__SOURCE TEXT__

##############################

I'm pretty new to AngularJS and have made my first directive. Is this a good or a bad way to do this? It works, but can't figure out if this is clever or not.
.directive('showWithDelay', function($timeout){
return {
restrict: 'A',
link: function($scope, $element, attrs){
$element.addClass("ng-hide");
$timeout(function() {
$element.removeClass("ng-hide");
},attrs.showWithDelay);
}
}
})
Usage in template
<a class="button button-block rounded" show-with-delay="6000">CLICK ME</a>
button will be displayed after 6 sec.
1 Answer 1
Looks fine to me, I would add some small changes:
If you create a directive/service/controller/.. in Angular it's a best practice to create them with the [ ]
notation to make sure minifying your code won't break:
.directive('name', [ '$timeout', function ($timeout) {
} ] );
In your example a minifier would change the $timeout variable to something as 'a'
which will result in an error because 'a'
is not registered and thereby not known by Angular's dependency injection system.

##############################

__INPUT DATA__

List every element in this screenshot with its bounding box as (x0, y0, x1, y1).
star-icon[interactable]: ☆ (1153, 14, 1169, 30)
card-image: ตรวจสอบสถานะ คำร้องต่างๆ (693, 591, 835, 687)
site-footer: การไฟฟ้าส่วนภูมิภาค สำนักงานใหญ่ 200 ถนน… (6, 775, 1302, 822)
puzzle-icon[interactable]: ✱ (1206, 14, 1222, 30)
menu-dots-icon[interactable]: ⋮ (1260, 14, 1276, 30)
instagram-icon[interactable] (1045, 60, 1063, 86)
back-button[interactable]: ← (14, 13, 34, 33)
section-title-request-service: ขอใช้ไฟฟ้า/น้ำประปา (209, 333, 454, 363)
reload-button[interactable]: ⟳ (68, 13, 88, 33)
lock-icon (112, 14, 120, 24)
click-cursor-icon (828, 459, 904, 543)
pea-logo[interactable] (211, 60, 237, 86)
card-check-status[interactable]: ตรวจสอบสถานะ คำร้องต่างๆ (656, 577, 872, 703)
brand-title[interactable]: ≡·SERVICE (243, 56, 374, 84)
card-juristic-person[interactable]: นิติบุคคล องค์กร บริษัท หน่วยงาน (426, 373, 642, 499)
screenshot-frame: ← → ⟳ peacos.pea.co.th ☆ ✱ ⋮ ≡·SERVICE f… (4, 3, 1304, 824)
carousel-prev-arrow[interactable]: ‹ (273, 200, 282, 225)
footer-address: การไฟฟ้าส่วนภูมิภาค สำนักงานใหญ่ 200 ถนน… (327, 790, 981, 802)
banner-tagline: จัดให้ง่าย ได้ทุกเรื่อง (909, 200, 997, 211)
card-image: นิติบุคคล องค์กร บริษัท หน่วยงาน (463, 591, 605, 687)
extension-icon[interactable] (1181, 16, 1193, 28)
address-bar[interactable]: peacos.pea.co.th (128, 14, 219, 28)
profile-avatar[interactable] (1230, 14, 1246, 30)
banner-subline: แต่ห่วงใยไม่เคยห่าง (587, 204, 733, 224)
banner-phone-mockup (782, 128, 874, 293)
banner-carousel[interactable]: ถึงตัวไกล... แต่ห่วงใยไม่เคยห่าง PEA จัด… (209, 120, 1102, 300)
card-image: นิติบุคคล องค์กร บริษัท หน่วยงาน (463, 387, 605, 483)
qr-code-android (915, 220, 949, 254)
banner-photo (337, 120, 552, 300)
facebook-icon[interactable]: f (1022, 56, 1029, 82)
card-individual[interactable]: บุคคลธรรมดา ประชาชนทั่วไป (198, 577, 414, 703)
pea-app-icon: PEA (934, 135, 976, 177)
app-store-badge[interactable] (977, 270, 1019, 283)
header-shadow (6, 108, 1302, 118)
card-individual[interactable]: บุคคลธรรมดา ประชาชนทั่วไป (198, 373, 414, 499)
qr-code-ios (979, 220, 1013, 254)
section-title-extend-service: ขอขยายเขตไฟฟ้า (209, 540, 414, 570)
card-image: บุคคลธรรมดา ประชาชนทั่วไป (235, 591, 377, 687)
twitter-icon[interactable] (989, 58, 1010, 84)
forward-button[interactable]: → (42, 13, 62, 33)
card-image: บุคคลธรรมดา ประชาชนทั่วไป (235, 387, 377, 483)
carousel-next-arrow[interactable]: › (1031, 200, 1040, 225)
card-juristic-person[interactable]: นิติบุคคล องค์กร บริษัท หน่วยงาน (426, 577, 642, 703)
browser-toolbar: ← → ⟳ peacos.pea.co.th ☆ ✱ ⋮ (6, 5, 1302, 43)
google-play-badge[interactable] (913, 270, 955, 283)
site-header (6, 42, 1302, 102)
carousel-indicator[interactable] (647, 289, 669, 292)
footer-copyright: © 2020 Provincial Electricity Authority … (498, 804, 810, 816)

##############################

__DESCRIPTION OF THE TASK__
Can you extend the AngularJS show-with-delay directive discussion above, starting right after its final sentence?

__ANSWER TO THE PROBLEM__
In my example if a minifier would change $timeout it doesn't matter at all since a minifier doesn't change string values. A rule of thumb, always ngminify your code before jsminify.
And as last I would add a default value for the timeout function:
$timeout(function () {
$element.removeClass("ng-hide");
}, attrs.showWithDelay || 5000);
This way if someone does not provide an attribute it will take the default value of 5000.